[SET PROBLEM]
Write every entry out again exactly, please, and skip the pictures.

+===+

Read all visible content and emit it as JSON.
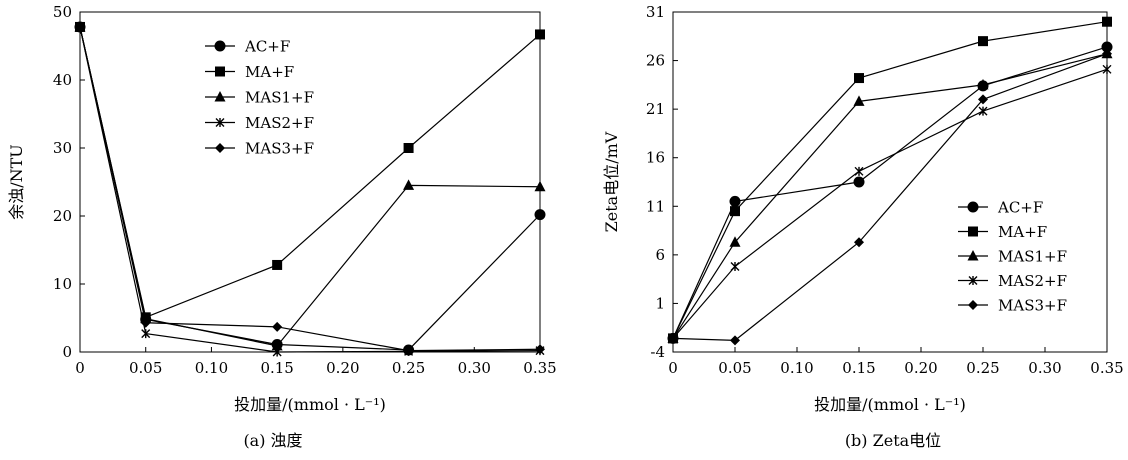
{
  "chart_data": [
    {
      "type": "line",
      "caption": "(a) 浊度",
      "xlabel": "投加量/(mmol · L⁻¹)",
      "ylabel": "余浊/NTU",
      "x": [
        0,
        0.05,
        0.15,
        0.25,
        0.35
      ],
      "x_ticks": [
        "0",
        "0.05",
        "0.10",
        "0.15",
        "0.20",
        "0.25",
        "0.30",
        "0.35"
      ],
      "y_ticks": [
        "0",
        "10",
        "20",
        "30",
        "40",
        "50"
      ],
      "xlim": [
        0,
        0.35
      ],
      "ylim": [
        0,
        50
      ],
      "legend_position": "top-right",
      "grid": false,
      "series": [
        {
          "name": "AC+F",
          "marker": "circle",
          "values": [
            47.8,
            4.8,
            1.1,
            0.3,
            20.2
          ]
        },
        {
          "name": "MA+F",
          "marker": "square",
          "values": [
            47.8,
            5.1,
            12.8,
            30.0,
            46.7
          ]
        },
        {
          "name": "MAS1+F",
          "marker": "triangle",
          "values": [
            47.8,
            4.9,
            0.9,
            24.5,
            24.3
          ]
        },
        {
          "name": "MAS2+F",
          "marker": "star",
          "values": [
            47.8,
            2.7,
            0.0,
            0.1,
            0.2
          ]
        },
        {
          "name": "MAS3+F",
          "marker": "diamond",
          "values": [
            47.8,
            4.3,
            3.7,
            0.2,
            0.4
          ]
        }
      ]
    },
    {
      "type": "line",
      "caption": "(b) Zeta电位",
      "xlabel": "投加量/(mmol · L⁻¹)",
      "ylabel": "Zeta电位/mV",
      "x": [
        0,
        0.05,
        0.15,
        0.25,
        0.35
      ],
      "x_ticks": [
        "0",
        "0.05",
        "0.10",
        "0.15",
        "0.20",
        "0.25",
        "0.30",
        "0.35"
      ],
      "y_ticks": [
        "-4",
        "1",
        "6",
        "11",
        "16",
        "21",
        "26",
        "31"
      ],
      "xlim": [
        0,
        0.35
      ],
      "ylim": [
        -4,
        31
      ],
      "legend_position": "bottom-right",
      "grid": false,
      "series": [
        {
          "name": "AC+F",
          "marker": "circle",
          "values": [
            -2.6,
            11.5,
            13.5,
            23.4,
            27.4
          ]
        },
        {
          "name": "MA+F",
          "marker": "square",
          "values": [
            -2.6,
            10.5,
            24.2,
            28.0,
            30.0
          ]
        },
        {
          "name": "MAS1+F",
          "marker": "triangle",
          "values": [
            -2.6,
            7.3,
            21.8,
            23.5,
            26.7
          ]
        },
        {
          "name": "MAS2+F",
          "marker": "star",
          "values": [
            -2.6,
            4.8,
            14.6,
            20.8,
            25.1
          ]
        },
        {
          "name": "MAS3+F",
          "marker": "diamond",
          "values": [
            -2.6,
            -2.8,
            7.3,
            22.0,
            26.7
          ]
        }
      ]
    }
  ]
}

+===+

[ANSWER]
Read all visible content and emit it as JSON.
{
  "chart_data": [
    {
      "type": "line",
      "caption": "(a) 浊度",
      "xlabel": "投加量/(mmol · L⁻¹)",
      "ylabel": "余浊/NTU",
      "x": [
        0,
        0.05,
        0.15,
        0.25,
        0.35
      ],
      "x_ticks": [
        "0",
        "0.05",
        "0.10",
        "0.15",
        "0.20",
        "0.25",
        "0.30",
        "0.35"
      ],
      "y_ticks": [
        "0",
        "10",
        "20",
        "30",
        "40",
        "50"
      ],
      "xlim": [
        0,
        0.35
      ],
      "ylim": [
        0,
        50
      ],
      "legend_position": "top-right",
      "grid": false,
      "series": [
        {
          "name": "AC+F",
          "marker": "circle",
          "values": [
            47.8,
            4.8,
            1.1,
            0.3,
            20.2
          ]
        },
        {
          "name": "MA+F",
          "marker": "square",
          "values": [
            47.8,
            5.1,
            12.8,
            30.0,
            46.7
          ]
        },
        {
          "name": "MAS1+F",
          "marker": "triangle",
          "values": [
            47.8,
            4.9,
            0.9,
            24.5,
            24.3
          ]
        },
        {
          "name": "MAS2+F",
          "marker": "star",
          "values": [
            47.8,
            2.7,
            0.0,
            0.1,
            0.2
          ]
        },
        {
          "name": "MAS3+F",
          "marker": "diamond",
          "values": [
            47.8,
            4.3,
            3.7,
            0.2,
            0.4
          ]
        }
      ]
    },
    {
      "type": "line",
      "caption": "(b) Zeta电位",
      "xlabel": "投加量/(mmol · L⁻¹)",
      "ylabel": "Zeta电位/mV",
      "x": [
        0,
        0.05,
        0.15,
        0.25,
        0.35
      ],
      "x_ticks": [
        "0",
        "0.05",
        "0.10",
        "0.15",
        "0.20",
        "0.25",
        "0.30",
        "0.35"
      ],
      "y_ticks": [
        "-4",
        "1",
        "6",
        "11",
        "16",
        "21",
        "26",
        "31"
      ],
      "xlim": [
        0,
        0.35
      ],
      "ylim": [
        -4,
        31
      ],
      "legend_position": "bottom-right",
      "grid": false,
      "series": [
        {
          "name": "AC+F",
          "marker": "circle",
          "values": [
            -2.6,
            11.5,
            13.5,
            23.4,
            27.4
          ]
        },
        {
          "name": "MA+F",
          "marker": "square",
          "values": [
            -2.6,
            10.5,
            24.2,
            28.0,
            30.0
          ]
        },
        {
          "name": "MAS1+F",
          "marker": "triangle",
          "values": [
            -2.6,
            7.3,
            21.8,
            23.5,
            26.7
          ]
        },
        {
          "name": "MAS2+F",
          "marker": "star",
          "values": [
            -2.6,
            4.8,
            14.6,
            20.8,
            25.1
          ]
        },
        {
          "name": "MAS3+F",
          "marker": "diamond",
          "values": [
            -2.6,
            -2.8,
            7.3,
            22.0,
            26.7
          ]
        }
      ]
    }
  ]
}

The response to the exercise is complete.